» Given request
List every line of the material that contains the string "zone", treating uppercase and lowercase as different.
─── Provided material
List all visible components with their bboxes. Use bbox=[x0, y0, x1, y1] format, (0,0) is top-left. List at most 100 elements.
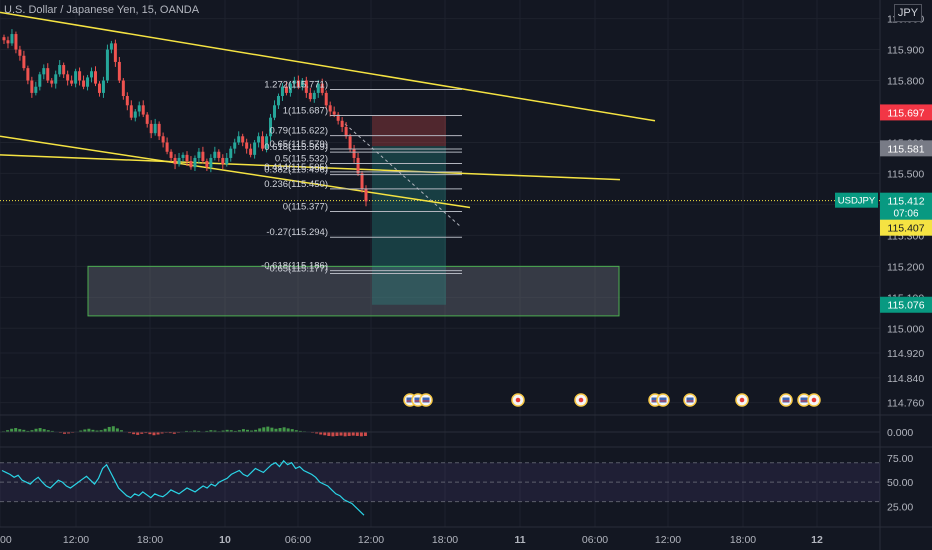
oscillator-bar bbox=[290, 429, 294, 432]
fib-level-label: 0.236(115.450) bbox=[264, 179, 328, 190]
oscillator-bar bbox=[213, 430, 217, 432]
time-tick-label: 12:00 bbox=[63, 534, 89, 546]
oscillator-bar bbox=[225, 429, 229, 432]
oscillator-bar bbox=[79, 430, 83, 432]
chart-title: U.S. Dollar / Japanese Yen, 15, OANDA bbox=[4, 4, 200, 16]
oscillator-bar bbox=[347, 432, 351, 436]
yellow-level-badge[interactable] bbox=[880, 219, 932, 236]
candle-body bbox=[241, 136, 245, 143]
fibonacci-tool[interactable]: 1.272(115.771) 1(115.687) 0.79(115.622) 0.6… bbox=[261, 80, 462, 275]
oscillator-bar bbox=[38, 428, 42, 432]
candle-body bbox=[336, 114, 340, 121]
candle-body bbox=[129, 105, 133, 118]
stop-loss-area[interactable] bbox=[372, 115, 446, 147]
candle-body bbox=[30, 80, 34, 93]
oscillator-bar bbox=[335, 432, 339, 436]
target-level-badge[interactable] bbox=[880, 296, 932, 313]
rsi-tick-label: 50.00 bbox=[887, 477, 913, 489]
oscillator-bar bbox=[156, 432, 160, 435]
candle-body bbox=[344, 126, 348, 137]
fib-level-label: 0.618(115.569) bbox=[264, 142, 328, 153]
candle-body bbox=[42, 68, 46, 75]
fib-level-label: -0.27(115.294) bbox=[266, 227, 328, 238]
countdown-text: 07:06 bbox=[893, 209, 918, 220]
fib-level-label: 0.79(115.622) bbox=[270, 126, 328, 137]
candle-body bbox=[22, 55, 26, 69]
price-tick-label: 115.200 bbox=[887, 261, 924, 273]
candle-body bbox=[324, 92, 328, 106]
entry-level-badge[interactable] bbox=[880, 140, 932, 157]
fib-level-label: 1.272(115.771) bbox=[264, 80, 328, 91]
oscillator-bar bbox=[359, 432, 363, 437]
oscillator-bar bbox=[14, 428, 18, 432]
support-zone[interactable] bbox=[87, 265, 620, 317]
candle-body bbox=[189, 161, 193, 168]
candle-body bbox=[66, 74, 70, 81]
economic-events[interactable] bbox=[403, 393, 821, 407]
candle-body bbox=[10, 34, 14, 44]
oscillator-bar bbox=[229, 430, 233, 432]
oscillator-bar bbox=[6, 430, 10, 432]
oscillator-bar bbox=[185, 430, 188, 432]
oscillator-bar bbox=[83, 429, 87, 432]
candle-body bbox=[269, 117, 273, 137]
flag-field-icon bbox=[422, 397, 430, 403]
support-zone-rect[interactable] bbox=[87, 265, 620, 317]
candle-body bbox=[6, 40, 10, 44]
candle-body bbox=[352, 148, 356, 158]
oscillator-bar bbox=[132, 432, 136, 435]
currency-button[interactable]: JPY bbox=[894, 4, 922, 22]
oscillator-bar bbox=[168, 432, 172, 434]
time-tick-label: 06:00 bbox=[582, 534, 608, 546]
candle-body bbox=[86, 77, 90, 87]
fib-level-label: -0.65(115.177) bbox=[266, 263, 328, 274]
candle-body bbox=[185, 154, 189, 162]
trendline-upper[interactable] bbox=[0, 11, 656, 122]
trendline-middle[interactable] bbox=[0, 154, 621, 181]
stop-level-badge[interactable] bbox=[880, 104, 932, 121]
time-tick-label: 18:00 bbox=[137, 534, 163, 546]
osc-tick-label: 0.000 bbox=[887, 427, 913, 439]
oscillator-bar bbox=[87, 428, 91, 432]
flag-field-icon bbox=[406, 397, 414, 403]
oscillator-bar bbox=[323, 432, 327, 436]
oscillator-bar bbox=[339, 432, 343, 436]
oscillator-bar bbox=[355, 432, 359, 436]
rsi-line bbox=[1, 459, 365, 516]
candle-body bbox=[332, 111, 336, 115]
candle-body bbox=[137, 105, 141, 112]
candle-body bbox=[105, 49, 109, 81]
last-price-badge[interactable] bbox=[880, 192, 932, 221]
trendline-lower[interactable] bbox=[0, 135, 471, 209]
oscillator-bar bbox=[152, 432, 156, 436]
price-axis[interactable]: 116.000115.900115.800115.600115.500115.4… bbox=[835, 14, 932, 514]
candle-body bbox=[360, 173, 364, 189]
candle-body bbox=[245, 142, 249, 149]
trendlines[interactable] bbox=[0, 11, 880, 209]
candle-body bbox=[141, 105, 145, 115]
candle-body bbox=[320, 83, 324, 93]
oscillator-bar bbox=[140, 432, 144, 434]
fib-level-label: 0(115.377) bbox=[283, 202, 328, 213]
time-axis[interactable]: 00 12:00 18:00 10 06:00 12:00 18:00 11 06:00 12:0… bbox=[0, 534, 823, 546]
oscillator-bar bbox=[343, 432, 347, 437]
symbol-tag[interactable] bbox=[835, 192, 878, 208]
candle-body bbox=[38, 74, 42, 87]
symbol-tag-text: USDJPY bbox=[838, 196, 876, 207]
sun-disc-icon bbox=[811, 397, 817, 403]
oscillator-bar bbox=[193, 430, 197, 432]
flag-field-icon bbox=[686, 397, 694, 403]
price-tick-label: 114.840 bbox=[887, 373, 924, 385]
candle-body bbox=[46, 68, 50, 81]
candle-body bbox=[312, 92, 316, 100]
target-level-badge-text: 115.076 bbox=[887, 300, 924, 312]
oscillator-bar bbox=[50, 430, 54, 432]
flag-field-icon bbox=[659, 397, 667, 403]
oscillator-bar bbox=[91, 429, 95, 432]
candle-body bbox=[265, 136, 269, 149]
flag-field-icon bbox=[414, 397, 422, 403]
candle-body bbox=[225, 157, 229, 165]
fib-level-label: 0.5(115.532) bbox=[275, 154, 328, 165]
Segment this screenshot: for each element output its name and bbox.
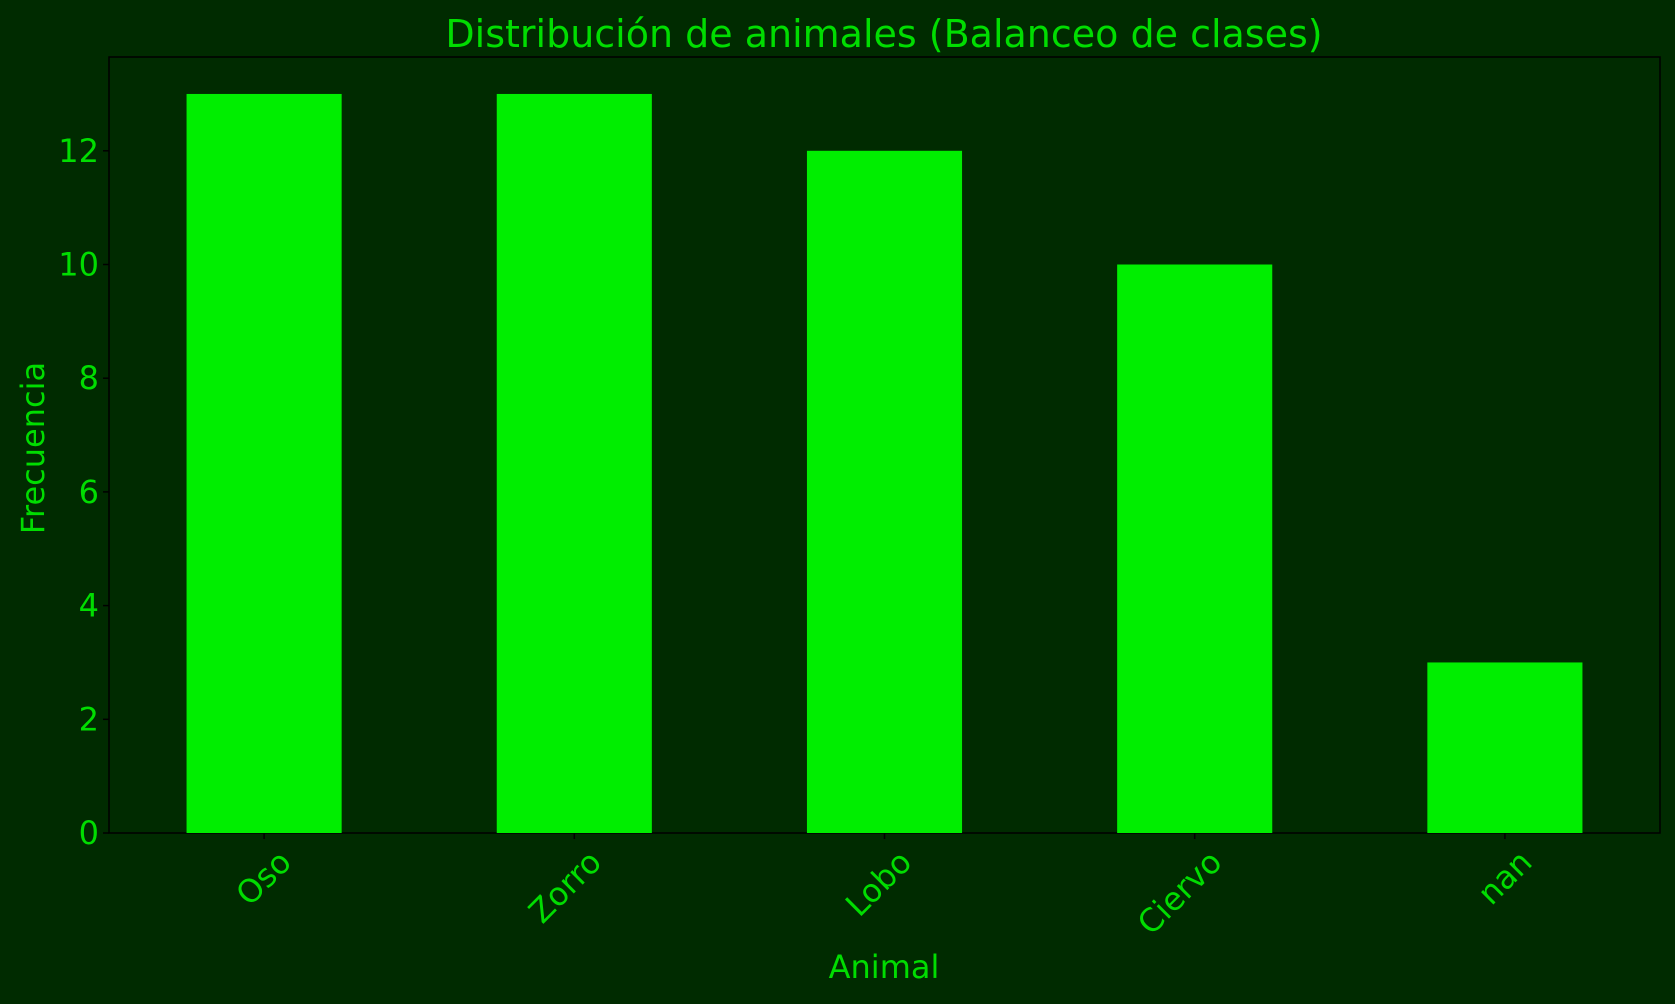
y-tick-label: 6 [79,473,99,511]
y-axis-label: Frecuencia [14,362,52,534]
y-tick-label: 10 [58,246,99,284]
x-axis-label: Animal [829,948,940,986]
bar-ciervo [1117,264,1273,833]
bar-zorro [496,93,652,833]
y-tick-label: 2 [79,700,99,738]
bar-lobo [806,150,963,834]
y-tick-label: 4 [79,587,99,625]
y-tick-label: 12 [58,132,99,170]
y-tick-label: 0 [79,814,99,852]
y-axis-ticks: 0 2 4 6 8 10 12 [58,132,109,852]
bars-group [186,93,1583,834]
chart-title: Distribución de animales (Balanceo de cl… [445,12,1322,56]
y-tick-label: 8 [79,359,99,397]
bar-nan [1427,662,1583,833]
bar-oso [186,93,342,833]
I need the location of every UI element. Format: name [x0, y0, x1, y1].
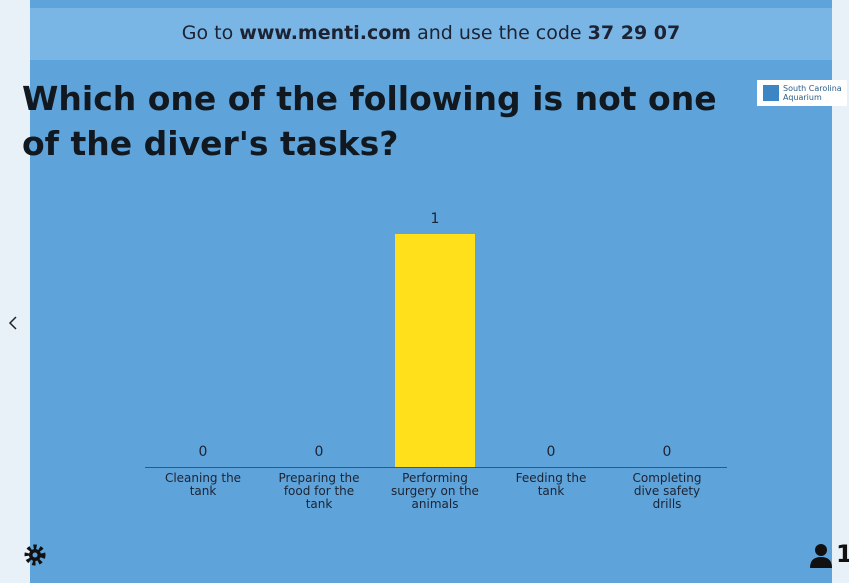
value-label: 0 [662, 444, 672, 460]
value-label: 0 [198, 444, 208, 460]
category-label: Cleaning the tank [164, 471, 242, 498]
baseline [145, 467, 727, 468]
join-code: 37 29 07 [587, 22, 681, 44]
logo: South Carolina Aquarium [757, 80, 847, 106]
participant-count: 1 [836, 540, 849, 568]
value-label: 1 [430, 211, 440, 227]
bar [395, 234, 475, 467]
left-margin [0, 0, 30, 583]
value-label: 0 [314, 444, 324, 460]
category-label: Performing surgery on the animals [391, 471, 479, 511]
join-instructions: Go to www.menti.com and use the code 37 … [30, 8, 832, 60]
question-title: Which one of the following is not one of… [22, 79, 717, 163]
join-prefix: Go to [181, 22, 234, 44]
right-margin [832, 0, 849, 583]
category-label: Preparing the food for the tank [278, 471, 360, 511]
settings-icon[interactable] [23, 543, 47, 567]
join-middle: and use the code [417, 22, 582, 44]
prev-arrow[interactable] [6, 314, 20, 332]
category-label: Completing dive safety drills [632, 471, 702, 511]
participants-icon [810, 544, 832, 568]
value-label: 0 [546, 444, 556, 460]
logo-text: South Carolina Aquarium [783, 84, 842, 102]
join-url[interactable]: www.menti.com [239, 22, 412, 44]
category-label: Feeding the tank [515, 471, 587, 498]
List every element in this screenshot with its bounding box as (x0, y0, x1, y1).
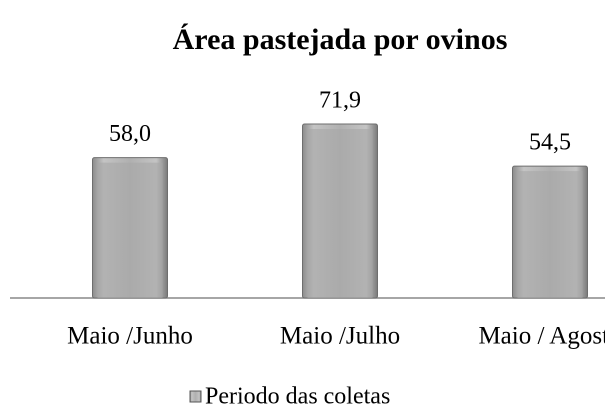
x-tick-label: Maio /Junho (67, 323, 193, 350)
x-tick-label: Maio / Agosto (478, 323, 605, 350)
bar-bevel (517, 171, 583, 298)
bar-bevel (307, 129, 373, 298)
legend-swatch (189, 390, 202, 403)
value-label: 71,9 (319, 88, 361, 114)
value-label: 54,5 (529, 130, 571, 156)
chart-title: Área pastejada por ovinos (173, 23, 508, 56)
x-tick-label: Maio /Julho (280, 323, 400, 350)
bar-bevel (97, 162, 163, 298)
legend-label: Periodo das coletas (205, 384, 390, 409)
value-label: 58,0 (109, 121, 151, 147)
──────
» Written reply
support-zone[interactable] bbox=[87, 265, 620, 317]
support-zone-rect[interactable] bbox=[87, 265, 620, 317]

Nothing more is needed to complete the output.